--- start of GIVEN DATA ---

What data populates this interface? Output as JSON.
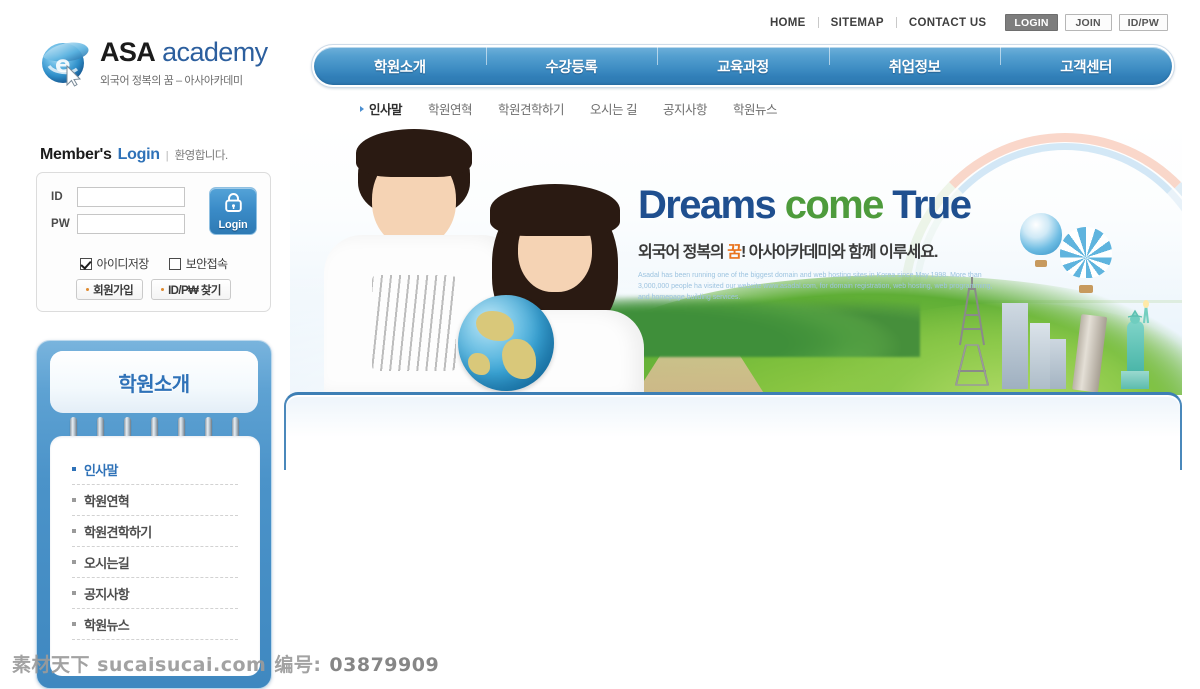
{
  "site": {
    "logo_title_primary": "ASA",
    "logo_title_secondary": "academy",
    "logo_tagline": "외국어 정복의 꿈 – 아사아카데미",
    "logo_icon": "ie-browser-e-icon"
  },
  "utility_nav": {
    "links": [
      {
        "label": "HOME",
        "name": "home"
      },
      {
        "label": "SITEMAP",
        "name": "sitemap"
      },
      {
        "label": "CONTACT US",
        "name": "contact-us"
      }
    ],
    "buttons": [
      {
        "label": "LOGIN",
        "name": "login",
        "active": true
      },
      {
        "label": "JOIN",
        "name": "join",
        "active": false
      },
      {
        "label": "ID/PW",
        "name": "id-pw",
        "active": false
      }
    ]
  },
  "main_nav": {
    "items": [
      {
        "label": "학원소개",
        "name": "academy-intro"
      },
      {
        "label": "수강등록",
        "name": "course-registration"
      },
      {
        "label": "교육과정",
        "name": "curriculum"
      },
      {
        "label": "취업정보",
        "name": "job-info"
      },
      {
        "label": "고객센터",
        "name": "customer-center"
      }
    ]
  },
  "sub_nav": {
    "items": [
      {
        "label": "인사말",
        "active": true
      },
      {
        "label": "학원연혁",
        "active": false
      },
      {
        "label": "학원견학하기",
        "active": false
      },
      {
        "label": "오시는 길",
        "active": false
      },
      {
        "label": "공지사항",
        "active": false
      },
      {
        "label": "학원뉴스",
        "active": false
      }
    ]
  },
  "login": {
    "heading_member": "Member's",
    "heading_login": "Login",
    "heading_separator": "|",
    "heading_welcome": "환영합니다.",
    "id_label": "ID",
    "pw_label": "PW",
    "id_value": "",
    "pw_value": "",
    "id_placeholder": "",
    "pw_placeholder": "",
    "submit_label": "Login",
    "submit_icon": "lock-icon",
    "checkboxes": [
      {
        "label": "아이디저장",
        "checked": true
      },
      {
        "label": "보안접속",
        "checked": false
      }
    ],
    "actions": [
      {
        "label": "회원가입"
      },
      {
        "label": "ID/P₩ 찾기"
      }
    ]
  },
  "side_menu": {
    "title": "학원소개",
    "ring_count": 7,
    "items": [
      {
        "label": "인사말",
        "active": true
      },
      {
        "label": "학원연혁",
        "active": false
      },
      {
        "label": "학원견학하기",
        "active": false
      },
      {
        "label": "오시는길",
        "active": false
      },
      {
        "label": "공지사항",
        "active": false
      },
      {
        "label": "학원뉴스",
        "active": false
      }
    ]
  },
  "banner": {
    "headline_word1": "Dreams",
    "headline_word2": "come",
    "headline_word3": "True",
    "subline_pre": "외국어 정복의 ",
    "subline_highlight": "꿈",
    "subline_post": "! 아사아카데미와 함께 이루세요.",
    "fineprint": "Asadal has been running one of the biggest domain and web hosting sites in Korea since May 1998. More than 3,000,000 people ha visited our website www.asadal.com, for domain registration, web hosting, web programming, and homepage building services.",
    "imagery": [
      "student-boy",
      "student-girl",
      "globe",
      "rainbow",
      "hot-air-balloon",
      "eiffel-tower",
      "leaning-tower-of-pisa",
      "statue-of-liberty",
      "city-skyline",
      "grass-field"
    ]
  },
  "watermark": {
    "site": "素材天下 sucaisucai.com",
    "id_label": "编号:",
    "id_value": "03879909"
  },
  "colors": {
    "accent_blue": "#2f72b8",
    "nav_blue": "#3f8ec4",
    "headline_blue": "#1f4f8f",
    "headline_green": "#4e9b3c",
    "highlight_orange": "#e9731d"
  }
}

--- end of GIVEN DATA ---

Every entry above is to be set down exactly; the pictures are to be left out.

_RIGHT ANSWER_
What data populates this interface? Output as JSON.
{
  "site": {
    "logo_title_primary": "ASA",
    "logo_title_secondary": "academy",
    "logo_tagline": "외국어 정복의 꿈 – 아사아카데미",
    "logo_icon": "ie-browser-e-icon"
  },
  "utility_nav": {
    "links": [
      {
        "label": "HOME",
        "name": "home"
      },
      {
        "label": "SITEMAP",
        "name": "sitemap"
      },
      {
        "label": "CONTACT US",
        "name": "contact-us"
      }
    ],
    "buttons": [
      {
        "label": "LOGIN",
        "name": "login",
        "active": true
      },
      {
        "label": "JOIN",
        "name": "join",
        "active": false
      },
      {
        "label": "ID/PW",
        "name": "id-pw",
        "active": false
      }
    ]
  },
  "main_nav": {
    "items": [
      {
        "label": "학원소개",
        "name": "academy-intro"
      },
      {
        "label": "수강등록",
        "name": "course-registration"
      },
      {
        "label": "교육과정",
        "name": "curriculum"
      },
      {
        "label": "취업정보",
        "name": "job-info"
      },
      {
        "label": "고객센터",
        "name": "customer-center"
      }
    ]
  },
  "sub_nav": {
    "items": [
      {
        "label": "인사말",
        "active": true
      },
      {
        "label": "학원연혁",
        "active": false
      },
      {
        "label": "학원견학하기",
        "active": false
      },
      {
        "label": "오시는 길",
        "active": false
      },
      {
        "label": "공지사항",
        "active": false
      },
      {
        "label": "학원뉴스",
        "active": false
      }
    ]
  },
  "login": {
    "heading_member": "Member's",
    "heading_login": "Login",
    "heading_separator": "|",
    "heading_welcome": "환영합니다.",
    "id_label": "ID",
    "pw_label": "PW",
    "id_value": "",
    "pw_value": "",
    "id_placeholder": "",
    "pw_placeholder": "",
    "submit_label": "Login",
    "submit_icon": "lock-icon",
    "checkboxes": [
      {
        "label": "아이디저장",
        "checked": true
      },
      {
        "label": "보안접속",
        "checked": false
      }
    ],
    "actions": [
      {
        "label": "회원가입"
      },
      {
        "label": "ID/P₩ 찾기"
      }
    ]
  },
  "side_menu": {
    "title": "학원소개",
    "ring_count": 7,
    "items": [
      {
        "label": "인사말",
        "active": true
      },
      {
        "label": "학원연혁",
        "active": false
      },
      {
        "label": "학원견학하기",
        "active": false
      },
      {
        "label": "오시는길",
        "active": false
      },
      {
        "label": "공지사항",
        "active": false
      },
      {
        "label": "학원뉴스",
        "active": false
      }
    ]
  },
  "banner": {
    "headline_word1": "Dreams",
    "headline_word2": "come",
    "headline_word3": "True",
    "subline_pre": "외국어 정복의 ",
    "subline_highlight": "꿈",
    "subline_post": "! 아사아카데미와 함께 이루세요.",
    "fineprint": "Asadal has been running one of the biggest domain and web hosting sites in Korea since May 1998. More than 3,000,000 people ha visited our website www.asadal.com, for domain registration, web hosting, web programming, and homepage building services.",
    "imagery": [
      "student-boy",
      "student-girl",
      "globe",
      "rainbow",
      "hot-air-balloon",
      "eiffel-tower",
      "leaning-tower-of-pisa",
      "statue-of-liberty",
      "city-skyline",
      "grass-field"
    ]
  },
  "watermark": {
    "site": "素材天下 sucaisucai.com",
    "id_label": "编号:",
    "id_value": "03879909"
  },
  "colors": {
    "accent_blue": "#2f72b8",
    "nav_blue": "#3f8ec4",
    "headline_blue": "#1f4f8f",
    "headline_green": "#4e9b3c",
    "highlight_orange": "#e9731d"
  }
}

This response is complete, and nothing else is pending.